Challenge -
Starting at the line below that contains "Read all visible content and emit it as JSON.", print each line through the end of the records exactly as it appears.

Data listing -
:::::

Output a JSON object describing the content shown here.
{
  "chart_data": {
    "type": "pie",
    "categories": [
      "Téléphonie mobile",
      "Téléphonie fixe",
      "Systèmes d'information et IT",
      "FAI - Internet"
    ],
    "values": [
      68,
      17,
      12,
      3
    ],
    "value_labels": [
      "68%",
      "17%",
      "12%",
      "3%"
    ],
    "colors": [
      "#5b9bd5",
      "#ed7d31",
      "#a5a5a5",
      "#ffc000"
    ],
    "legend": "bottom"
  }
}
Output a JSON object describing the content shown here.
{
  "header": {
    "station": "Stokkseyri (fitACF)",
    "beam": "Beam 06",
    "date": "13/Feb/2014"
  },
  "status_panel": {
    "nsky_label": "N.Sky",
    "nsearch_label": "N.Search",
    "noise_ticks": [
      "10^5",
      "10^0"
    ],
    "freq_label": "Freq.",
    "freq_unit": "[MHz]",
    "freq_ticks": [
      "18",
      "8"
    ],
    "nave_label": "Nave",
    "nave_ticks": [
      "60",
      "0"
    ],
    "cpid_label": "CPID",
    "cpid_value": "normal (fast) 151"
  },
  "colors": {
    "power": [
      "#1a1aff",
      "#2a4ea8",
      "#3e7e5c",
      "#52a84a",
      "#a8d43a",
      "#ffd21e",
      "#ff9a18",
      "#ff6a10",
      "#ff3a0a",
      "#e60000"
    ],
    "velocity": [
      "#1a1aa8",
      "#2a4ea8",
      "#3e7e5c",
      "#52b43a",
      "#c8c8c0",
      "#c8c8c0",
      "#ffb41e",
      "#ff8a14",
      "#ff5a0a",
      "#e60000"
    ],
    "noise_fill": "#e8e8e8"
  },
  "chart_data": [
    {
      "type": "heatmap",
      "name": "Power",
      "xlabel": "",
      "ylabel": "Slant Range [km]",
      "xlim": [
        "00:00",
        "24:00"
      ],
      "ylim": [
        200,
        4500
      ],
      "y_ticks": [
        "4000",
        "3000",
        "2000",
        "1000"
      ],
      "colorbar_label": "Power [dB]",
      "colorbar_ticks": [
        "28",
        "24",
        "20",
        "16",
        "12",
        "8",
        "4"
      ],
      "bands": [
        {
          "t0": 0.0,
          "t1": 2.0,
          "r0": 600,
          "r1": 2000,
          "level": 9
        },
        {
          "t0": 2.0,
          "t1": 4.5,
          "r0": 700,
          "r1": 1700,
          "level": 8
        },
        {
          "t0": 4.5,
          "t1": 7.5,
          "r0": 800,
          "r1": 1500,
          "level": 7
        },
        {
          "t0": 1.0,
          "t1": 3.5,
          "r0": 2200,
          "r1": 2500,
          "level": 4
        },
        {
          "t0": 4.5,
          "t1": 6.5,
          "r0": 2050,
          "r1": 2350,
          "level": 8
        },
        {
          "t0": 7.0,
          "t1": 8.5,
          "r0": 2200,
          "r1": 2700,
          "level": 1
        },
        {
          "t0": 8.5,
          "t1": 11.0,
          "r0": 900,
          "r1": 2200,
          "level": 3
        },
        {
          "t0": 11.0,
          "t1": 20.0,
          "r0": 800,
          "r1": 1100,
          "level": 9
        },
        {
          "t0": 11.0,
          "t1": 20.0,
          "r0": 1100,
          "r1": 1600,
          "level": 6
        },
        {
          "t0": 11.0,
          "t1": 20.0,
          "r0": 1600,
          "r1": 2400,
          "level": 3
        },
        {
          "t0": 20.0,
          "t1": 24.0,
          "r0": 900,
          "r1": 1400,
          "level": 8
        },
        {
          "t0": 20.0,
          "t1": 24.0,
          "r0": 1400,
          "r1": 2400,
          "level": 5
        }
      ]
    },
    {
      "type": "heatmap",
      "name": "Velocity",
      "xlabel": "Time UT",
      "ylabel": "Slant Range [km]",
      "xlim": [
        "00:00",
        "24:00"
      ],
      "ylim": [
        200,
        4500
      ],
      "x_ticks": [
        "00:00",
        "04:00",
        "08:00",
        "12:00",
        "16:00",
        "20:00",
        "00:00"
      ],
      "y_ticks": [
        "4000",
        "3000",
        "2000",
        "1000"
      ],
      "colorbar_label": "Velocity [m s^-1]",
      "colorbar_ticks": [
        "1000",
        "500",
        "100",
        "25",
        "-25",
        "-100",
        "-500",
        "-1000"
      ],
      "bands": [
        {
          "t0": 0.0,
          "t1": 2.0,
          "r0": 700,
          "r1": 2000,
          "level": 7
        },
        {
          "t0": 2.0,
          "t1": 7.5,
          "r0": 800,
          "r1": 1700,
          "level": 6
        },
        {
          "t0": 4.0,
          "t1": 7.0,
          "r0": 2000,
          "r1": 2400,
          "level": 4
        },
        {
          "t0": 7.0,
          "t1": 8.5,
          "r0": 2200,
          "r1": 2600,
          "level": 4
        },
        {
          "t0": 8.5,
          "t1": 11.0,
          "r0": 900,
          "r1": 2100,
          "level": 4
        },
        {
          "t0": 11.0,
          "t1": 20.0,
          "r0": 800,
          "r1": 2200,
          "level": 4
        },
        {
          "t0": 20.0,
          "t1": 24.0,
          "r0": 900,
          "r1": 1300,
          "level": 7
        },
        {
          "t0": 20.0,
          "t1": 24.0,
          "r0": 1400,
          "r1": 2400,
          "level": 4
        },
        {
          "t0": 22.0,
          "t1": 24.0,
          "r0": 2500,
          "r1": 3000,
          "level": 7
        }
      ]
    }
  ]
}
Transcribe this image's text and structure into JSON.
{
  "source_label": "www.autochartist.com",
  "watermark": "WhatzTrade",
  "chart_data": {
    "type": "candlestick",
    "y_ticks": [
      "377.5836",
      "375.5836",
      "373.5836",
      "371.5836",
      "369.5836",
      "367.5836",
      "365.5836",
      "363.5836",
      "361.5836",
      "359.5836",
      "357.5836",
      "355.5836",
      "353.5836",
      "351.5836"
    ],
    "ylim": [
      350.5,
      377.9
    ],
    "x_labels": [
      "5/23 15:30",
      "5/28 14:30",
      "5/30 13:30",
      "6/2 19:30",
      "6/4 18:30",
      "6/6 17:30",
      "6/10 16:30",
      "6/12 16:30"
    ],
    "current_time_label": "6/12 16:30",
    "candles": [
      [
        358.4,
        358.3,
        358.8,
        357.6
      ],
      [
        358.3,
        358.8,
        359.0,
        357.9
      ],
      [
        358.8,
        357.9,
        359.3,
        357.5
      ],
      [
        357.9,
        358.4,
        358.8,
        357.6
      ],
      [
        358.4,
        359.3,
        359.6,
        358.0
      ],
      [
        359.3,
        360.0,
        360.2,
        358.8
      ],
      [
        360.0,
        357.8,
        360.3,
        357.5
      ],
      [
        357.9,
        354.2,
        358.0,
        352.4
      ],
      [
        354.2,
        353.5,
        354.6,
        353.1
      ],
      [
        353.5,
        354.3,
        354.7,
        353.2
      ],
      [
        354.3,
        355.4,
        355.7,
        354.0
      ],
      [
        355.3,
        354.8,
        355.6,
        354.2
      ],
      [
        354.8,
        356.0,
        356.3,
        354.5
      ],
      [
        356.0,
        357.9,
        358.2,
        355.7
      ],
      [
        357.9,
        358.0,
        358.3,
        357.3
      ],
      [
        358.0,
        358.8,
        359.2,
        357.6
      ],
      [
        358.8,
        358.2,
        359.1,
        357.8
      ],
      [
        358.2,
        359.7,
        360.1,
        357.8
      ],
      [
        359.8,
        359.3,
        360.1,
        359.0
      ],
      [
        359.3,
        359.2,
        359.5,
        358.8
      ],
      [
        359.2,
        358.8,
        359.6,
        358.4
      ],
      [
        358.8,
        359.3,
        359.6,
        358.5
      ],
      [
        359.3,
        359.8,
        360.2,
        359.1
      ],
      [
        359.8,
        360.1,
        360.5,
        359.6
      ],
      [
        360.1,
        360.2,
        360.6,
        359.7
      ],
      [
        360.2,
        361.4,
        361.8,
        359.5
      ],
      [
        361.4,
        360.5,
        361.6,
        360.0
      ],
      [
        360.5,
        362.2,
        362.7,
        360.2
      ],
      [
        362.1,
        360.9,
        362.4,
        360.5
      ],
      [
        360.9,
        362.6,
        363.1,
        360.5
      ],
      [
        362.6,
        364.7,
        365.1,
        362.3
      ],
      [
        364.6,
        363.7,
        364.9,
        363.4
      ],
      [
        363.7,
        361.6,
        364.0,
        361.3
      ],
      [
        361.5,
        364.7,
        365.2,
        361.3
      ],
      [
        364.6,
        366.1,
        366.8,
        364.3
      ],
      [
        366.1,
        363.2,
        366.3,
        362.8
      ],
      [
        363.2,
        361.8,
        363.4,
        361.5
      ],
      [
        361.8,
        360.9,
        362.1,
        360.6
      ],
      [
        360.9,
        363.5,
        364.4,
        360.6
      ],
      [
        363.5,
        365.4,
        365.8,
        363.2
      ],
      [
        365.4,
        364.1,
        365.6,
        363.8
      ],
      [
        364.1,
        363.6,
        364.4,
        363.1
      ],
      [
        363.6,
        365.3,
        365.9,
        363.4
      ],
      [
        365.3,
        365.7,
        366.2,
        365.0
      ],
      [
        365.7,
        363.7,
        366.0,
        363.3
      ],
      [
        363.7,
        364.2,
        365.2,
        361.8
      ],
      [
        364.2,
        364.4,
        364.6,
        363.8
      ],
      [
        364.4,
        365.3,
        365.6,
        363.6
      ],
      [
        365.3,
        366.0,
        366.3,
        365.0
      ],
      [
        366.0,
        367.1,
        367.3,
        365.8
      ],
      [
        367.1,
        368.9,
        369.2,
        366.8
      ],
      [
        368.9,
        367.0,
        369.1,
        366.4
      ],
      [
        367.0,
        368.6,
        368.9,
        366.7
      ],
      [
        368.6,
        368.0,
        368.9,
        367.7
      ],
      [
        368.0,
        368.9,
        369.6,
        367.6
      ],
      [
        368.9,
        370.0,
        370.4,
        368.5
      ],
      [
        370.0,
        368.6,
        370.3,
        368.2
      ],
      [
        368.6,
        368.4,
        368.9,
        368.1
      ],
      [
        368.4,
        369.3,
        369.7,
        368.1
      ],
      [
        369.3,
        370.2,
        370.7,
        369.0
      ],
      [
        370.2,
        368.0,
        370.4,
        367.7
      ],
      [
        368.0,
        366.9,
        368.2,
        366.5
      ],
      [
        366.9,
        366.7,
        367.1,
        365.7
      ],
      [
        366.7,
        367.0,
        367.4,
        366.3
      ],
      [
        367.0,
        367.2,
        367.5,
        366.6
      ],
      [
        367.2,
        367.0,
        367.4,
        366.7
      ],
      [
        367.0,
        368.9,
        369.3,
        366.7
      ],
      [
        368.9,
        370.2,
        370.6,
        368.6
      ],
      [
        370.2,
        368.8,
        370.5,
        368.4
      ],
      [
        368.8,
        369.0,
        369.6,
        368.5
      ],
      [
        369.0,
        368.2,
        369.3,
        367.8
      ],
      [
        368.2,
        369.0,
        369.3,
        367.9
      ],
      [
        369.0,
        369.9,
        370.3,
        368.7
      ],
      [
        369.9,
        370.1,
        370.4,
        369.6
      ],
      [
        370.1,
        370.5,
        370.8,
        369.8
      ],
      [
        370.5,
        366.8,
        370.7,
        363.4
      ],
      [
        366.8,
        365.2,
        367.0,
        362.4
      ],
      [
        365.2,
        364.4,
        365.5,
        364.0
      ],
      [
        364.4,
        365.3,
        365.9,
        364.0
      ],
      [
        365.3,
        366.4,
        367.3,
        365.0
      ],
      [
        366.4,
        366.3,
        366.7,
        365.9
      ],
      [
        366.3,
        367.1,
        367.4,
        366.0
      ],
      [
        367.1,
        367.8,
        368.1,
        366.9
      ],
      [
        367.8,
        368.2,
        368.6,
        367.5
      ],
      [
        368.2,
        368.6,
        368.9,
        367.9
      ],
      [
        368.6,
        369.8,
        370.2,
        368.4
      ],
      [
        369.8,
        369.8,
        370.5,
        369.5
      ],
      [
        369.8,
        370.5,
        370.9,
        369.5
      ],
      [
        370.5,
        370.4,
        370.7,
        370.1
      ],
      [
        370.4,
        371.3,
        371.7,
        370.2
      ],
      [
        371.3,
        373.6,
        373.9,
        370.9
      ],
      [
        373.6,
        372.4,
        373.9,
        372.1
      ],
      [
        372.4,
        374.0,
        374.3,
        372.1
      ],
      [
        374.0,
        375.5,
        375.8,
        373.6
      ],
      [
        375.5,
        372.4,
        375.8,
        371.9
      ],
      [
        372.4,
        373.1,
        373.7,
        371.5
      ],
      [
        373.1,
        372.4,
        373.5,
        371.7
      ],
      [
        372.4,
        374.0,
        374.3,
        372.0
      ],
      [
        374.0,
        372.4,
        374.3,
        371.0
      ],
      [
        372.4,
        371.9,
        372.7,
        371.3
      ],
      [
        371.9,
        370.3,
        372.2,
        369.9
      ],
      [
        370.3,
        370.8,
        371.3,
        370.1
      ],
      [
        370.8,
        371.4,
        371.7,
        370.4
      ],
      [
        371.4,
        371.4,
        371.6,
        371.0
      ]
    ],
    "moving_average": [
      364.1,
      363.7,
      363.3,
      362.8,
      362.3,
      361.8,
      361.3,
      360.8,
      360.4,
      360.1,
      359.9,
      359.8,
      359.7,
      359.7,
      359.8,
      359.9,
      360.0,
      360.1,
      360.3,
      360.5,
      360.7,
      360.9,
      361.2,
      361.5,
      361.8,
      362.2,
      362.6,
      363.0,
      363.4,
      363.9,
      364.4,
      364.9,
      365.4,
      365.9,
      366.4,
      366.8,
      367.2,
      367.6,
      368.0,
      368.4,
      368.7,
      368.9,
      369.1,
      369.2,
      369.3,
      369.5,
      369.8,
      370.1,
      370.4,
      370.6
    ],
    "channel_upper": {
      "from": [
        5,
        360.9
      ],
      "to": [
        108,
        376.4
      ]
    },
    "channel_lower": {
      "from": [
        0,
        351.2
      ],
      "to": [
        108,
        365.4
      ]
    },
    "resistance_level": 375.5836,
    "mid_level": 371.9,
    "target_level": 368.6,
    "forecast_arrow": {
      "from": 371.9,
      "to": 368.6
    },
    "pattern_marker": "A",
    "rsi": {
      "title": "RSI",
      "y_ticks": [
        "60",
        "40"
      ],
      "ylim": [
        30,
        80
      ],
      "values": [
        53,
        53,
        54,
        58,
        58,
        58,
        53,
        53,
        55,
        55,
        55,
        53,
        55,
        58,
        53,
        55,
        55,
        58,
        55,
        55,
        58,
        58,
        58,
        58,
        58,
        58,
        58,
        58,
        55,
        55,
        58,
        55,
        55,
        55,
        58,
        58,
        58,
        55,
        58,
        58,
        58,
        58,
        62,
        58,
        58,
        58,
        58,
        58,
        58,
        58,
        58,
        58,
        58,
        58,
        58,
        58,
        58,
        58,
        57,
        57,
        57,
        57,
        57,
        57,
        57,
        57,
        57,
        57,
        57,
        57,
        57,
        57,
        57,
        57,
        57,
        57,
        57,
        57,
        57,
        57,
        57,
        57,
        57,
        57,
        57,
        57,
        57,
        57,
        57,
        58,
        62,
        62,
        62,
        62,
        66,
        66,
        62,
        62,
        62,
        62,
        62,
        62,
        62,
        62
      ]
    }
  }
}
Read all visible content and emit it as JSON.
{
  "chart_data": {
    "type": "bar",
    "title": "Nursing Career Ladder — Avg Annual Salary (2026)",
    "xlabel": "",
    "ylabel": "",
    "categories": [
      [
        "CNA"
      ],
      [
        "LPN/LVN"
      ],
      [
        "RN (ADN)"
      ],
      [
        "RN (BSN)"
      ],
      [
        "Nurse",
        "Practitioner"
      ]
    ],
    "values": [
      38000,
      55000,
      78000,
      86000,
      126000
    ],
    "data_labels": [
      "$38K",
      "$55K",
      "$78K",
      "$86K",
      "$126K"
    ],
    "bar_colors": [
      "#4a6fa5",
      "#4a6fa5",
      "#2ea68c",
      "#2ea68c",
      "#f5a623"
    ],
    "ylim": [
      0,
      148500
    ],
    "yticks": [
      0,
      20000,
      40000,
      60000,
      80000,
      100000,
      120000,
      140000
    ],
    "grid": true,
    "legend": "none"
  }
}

:::::

Solution to the exercise -
Read all visible content and emit it as JSON.
{
  "chart_data": {
    "type": "bar",
    "title": "Nursing Career Ladder — Avg Annual Salary (2026)",
    "xlabel": "",
    "ylabel": "",
    "categories": [
      [
        "CNA"
      ],
      [
        "LPN/LVN"
      ],
      [
        "RN (ADN)"
      ],
      [
        "RN (BSN)"
      ],
      [
        "Nurse",
        "Practitioner"
      ]
    ],
    "values": [
      38000,
      55000,
      78000,
      86000,
      126000
    ],
    "data_labels": [
      "$38K",
      "$55K",
      "$78K",
      "$86K",
      "$126K"
    ],
    "bar_colors": [
      "#4a6fa5",
      "#4a6fa5",
      "#2ea68c",
      "#2ea68c",
      "#f5a623"
    ],
    "ylim": [
      0,
      148500
    ],
    "yticks": [
      0,
      20000,
      40000,
      60000,
      80000,
      100000,
      120000,
      140000
    ],
    "grid": true,
    "legend": "none"
  }
}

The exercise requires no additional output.